======== DATA PROVIDED ========

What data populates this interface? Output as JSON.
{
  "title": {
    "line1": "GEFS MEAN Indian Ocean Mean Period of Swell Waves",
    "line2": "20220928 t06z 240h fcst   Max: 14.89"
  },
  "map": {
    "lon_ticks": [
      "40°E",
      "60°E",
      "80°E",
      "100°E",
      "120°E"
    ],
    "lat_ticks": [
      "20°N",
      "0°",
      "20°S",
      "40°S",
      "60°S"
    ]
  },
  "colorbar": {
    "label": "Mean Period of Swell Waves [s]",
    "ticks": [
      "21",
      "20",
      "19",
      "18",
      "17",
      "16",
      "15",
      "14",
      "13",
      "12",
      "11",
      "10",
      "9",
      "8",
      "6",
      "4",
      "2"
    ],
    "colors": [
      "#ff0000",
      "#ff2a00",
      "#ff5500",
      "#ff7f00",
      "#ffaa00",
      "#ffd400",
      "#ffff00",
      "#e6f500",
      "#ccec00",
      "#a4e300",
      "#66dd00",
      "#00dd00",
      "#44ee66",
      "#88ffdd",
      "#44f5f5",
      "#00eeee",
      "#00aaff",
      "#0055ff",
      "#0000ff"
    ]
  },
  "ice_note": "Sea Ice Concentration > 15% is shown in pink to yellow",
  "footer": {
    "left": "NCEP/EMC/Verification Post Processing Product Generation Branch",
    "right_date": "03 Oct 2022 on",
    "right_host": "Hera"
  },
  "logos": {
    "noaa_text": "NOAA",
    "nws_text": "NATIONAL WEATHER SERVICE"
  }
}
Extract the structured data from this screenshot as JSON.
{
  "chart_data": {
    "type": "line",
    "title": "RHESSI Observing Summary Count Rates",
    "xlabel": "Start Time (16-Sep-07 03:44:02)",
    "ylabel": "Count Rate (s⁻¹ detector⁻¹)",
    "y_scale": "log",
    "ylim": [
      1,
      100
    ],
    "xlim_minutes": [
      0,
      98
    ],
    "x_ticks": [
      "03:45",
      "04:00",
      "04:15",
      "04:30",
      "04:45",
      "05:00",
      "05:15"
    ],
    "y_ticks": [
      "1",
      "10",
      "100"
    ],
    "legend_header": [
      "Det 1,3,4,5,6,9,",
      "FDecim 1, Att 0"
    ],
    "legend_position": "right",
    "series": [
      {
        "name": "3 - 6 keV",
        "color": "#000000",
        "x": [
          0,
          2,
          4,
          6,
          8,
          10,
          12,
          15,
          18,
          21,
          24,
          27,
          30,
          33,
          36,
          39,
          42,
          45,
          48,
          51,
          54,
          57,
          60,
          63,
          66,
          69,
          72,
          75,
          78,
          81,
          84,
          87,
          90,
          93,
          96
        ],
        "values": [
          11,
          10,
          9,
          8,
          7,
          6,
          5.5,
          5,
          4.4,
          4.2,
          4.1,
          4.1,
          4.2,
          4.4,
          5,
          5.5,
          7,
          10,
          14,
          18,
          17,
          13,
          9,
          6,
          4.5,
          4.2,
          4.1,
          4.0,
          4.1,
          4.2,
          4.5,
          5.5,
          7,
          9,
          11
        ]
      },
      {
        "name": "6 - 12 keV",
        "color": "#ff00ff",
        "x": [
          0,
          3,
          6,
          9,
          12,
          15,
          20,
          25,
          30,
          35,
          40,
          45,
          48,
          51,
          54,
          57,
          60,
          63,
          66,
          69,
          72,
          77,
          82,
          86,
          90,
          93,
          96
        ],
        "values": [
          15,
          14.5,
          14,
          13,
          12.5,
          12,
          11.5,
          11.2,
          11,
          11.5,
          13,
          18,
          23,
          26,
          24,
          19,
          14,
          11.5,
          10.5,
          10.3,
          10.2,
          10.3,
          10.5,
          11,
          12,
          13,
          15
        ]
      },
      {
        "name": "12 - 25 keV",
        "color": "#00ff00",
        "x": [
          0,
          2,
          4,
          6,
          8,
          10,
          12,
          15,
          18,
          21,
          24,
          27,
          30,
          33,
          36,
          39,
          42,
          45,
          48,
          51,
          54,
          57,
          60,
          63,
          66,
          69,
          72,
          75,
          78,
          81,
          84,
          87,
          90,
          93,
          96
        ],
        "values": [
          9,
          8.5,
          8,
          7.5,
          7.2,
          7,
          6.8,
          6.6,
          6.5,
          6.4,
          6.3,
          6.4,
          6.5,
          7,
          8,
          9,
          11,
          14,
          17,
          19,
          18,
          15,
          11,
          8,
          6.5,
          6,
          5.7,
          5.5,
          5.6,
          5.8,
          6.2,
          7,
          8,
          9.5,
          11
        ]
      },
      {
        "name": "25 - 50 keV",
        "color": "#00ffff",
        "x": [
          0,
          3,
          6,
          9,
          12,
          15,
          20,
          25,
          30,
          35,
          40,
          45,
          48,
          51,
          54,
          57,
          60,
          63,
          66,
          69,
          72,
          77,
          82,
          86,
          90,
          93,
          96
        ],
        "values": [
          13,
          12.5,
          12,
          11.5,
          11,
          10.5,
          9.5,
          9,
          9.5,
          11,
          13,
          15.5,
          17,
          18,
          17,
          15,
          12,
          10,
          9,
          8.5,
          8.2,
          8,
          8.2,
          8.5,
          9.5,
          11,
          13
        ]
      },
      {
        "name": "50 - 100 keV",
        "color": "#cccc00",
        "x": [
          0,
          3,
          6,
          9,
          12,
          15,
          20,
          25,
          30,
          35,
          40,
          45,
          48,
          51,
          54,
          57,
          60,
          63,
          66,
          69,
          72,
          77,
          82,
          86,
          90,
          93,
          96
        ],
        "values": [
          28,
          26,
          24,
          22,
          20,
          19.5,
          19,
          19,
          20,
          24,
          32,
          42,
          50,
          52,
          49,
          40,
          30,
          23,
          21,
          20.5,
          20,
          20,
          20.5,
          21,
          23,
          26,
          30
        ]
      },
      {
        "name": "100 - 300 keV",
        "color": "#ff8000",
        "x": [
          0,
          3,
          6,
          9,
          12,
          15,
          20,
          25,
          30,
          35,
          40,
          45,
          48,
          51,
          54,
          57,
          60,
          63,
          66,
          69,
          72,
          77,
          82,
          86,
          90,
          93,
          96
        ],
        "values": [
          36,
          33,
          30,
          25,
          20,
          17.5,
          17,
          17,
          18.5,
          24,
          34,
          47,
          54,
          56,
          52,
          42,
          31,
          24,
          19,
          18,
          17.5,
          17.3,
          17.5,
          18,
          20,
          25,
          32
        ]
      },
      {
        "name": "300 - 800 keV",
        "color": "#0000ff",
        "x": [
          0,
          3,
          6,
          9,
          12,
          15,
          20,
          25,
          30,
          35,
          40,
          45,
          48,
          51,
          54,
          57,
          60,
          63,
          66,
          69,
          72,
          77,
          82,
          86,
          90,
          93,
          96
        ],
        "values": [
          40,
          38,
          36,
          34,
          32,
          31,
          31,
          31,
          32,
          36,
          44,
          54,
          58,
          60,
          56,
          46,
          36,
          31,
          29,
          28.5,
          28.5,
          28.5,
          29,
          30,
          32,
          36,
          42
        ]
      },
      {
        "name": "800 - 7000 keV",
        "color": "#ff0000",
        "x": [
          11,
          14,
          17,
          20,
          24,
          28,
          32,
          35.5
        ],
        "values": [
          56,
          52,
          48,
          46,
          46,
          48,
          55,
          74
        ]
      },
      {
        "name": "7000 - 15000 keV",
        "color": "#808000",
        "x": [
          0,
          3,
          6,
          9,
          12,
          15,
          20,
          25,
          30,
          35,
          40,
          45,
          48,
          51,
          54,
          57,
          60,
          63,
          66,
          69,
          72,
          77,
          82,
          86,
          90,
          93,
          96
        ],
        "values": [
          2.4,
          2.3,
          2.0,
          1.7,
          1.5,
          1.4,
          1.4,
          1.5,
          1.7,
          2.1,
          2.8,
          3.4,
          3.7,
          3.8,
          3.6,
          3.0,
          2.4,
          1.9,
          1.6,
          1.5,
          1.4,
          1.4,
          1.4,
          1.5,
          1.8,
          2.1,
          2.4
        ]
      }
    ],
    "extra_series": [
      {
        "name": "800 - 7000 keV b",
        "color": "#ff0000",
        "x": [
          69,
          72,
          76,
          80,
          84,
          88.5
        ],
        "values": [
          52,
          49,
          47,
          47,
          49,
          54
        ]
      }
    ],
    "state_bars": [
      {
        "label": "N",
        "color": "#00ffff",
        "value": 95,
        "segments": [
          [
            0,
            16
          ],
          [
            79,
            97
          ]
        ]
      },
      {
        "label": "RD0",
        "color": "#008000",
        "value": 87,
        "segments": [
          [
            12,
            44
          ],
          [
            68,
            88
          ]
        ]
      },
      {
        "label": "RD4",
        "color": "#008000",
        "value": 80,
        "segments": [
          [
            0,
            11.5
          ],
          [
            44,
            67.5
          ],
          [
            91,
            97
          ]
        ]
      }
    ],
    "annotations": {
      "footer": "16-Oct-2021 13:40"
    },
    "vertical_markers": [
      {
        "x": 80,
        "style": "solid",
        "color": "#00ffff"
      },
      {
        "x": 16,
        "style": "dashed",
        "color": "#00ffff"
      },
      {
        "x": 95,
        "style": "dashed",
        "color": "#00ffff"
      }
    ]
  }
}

========

Copy every line of the listing containing the string "JSON".

* WORKED ANSWER *
What data populates this interface? Output as JSON.
Extract the structured data from this screenshot as JSON.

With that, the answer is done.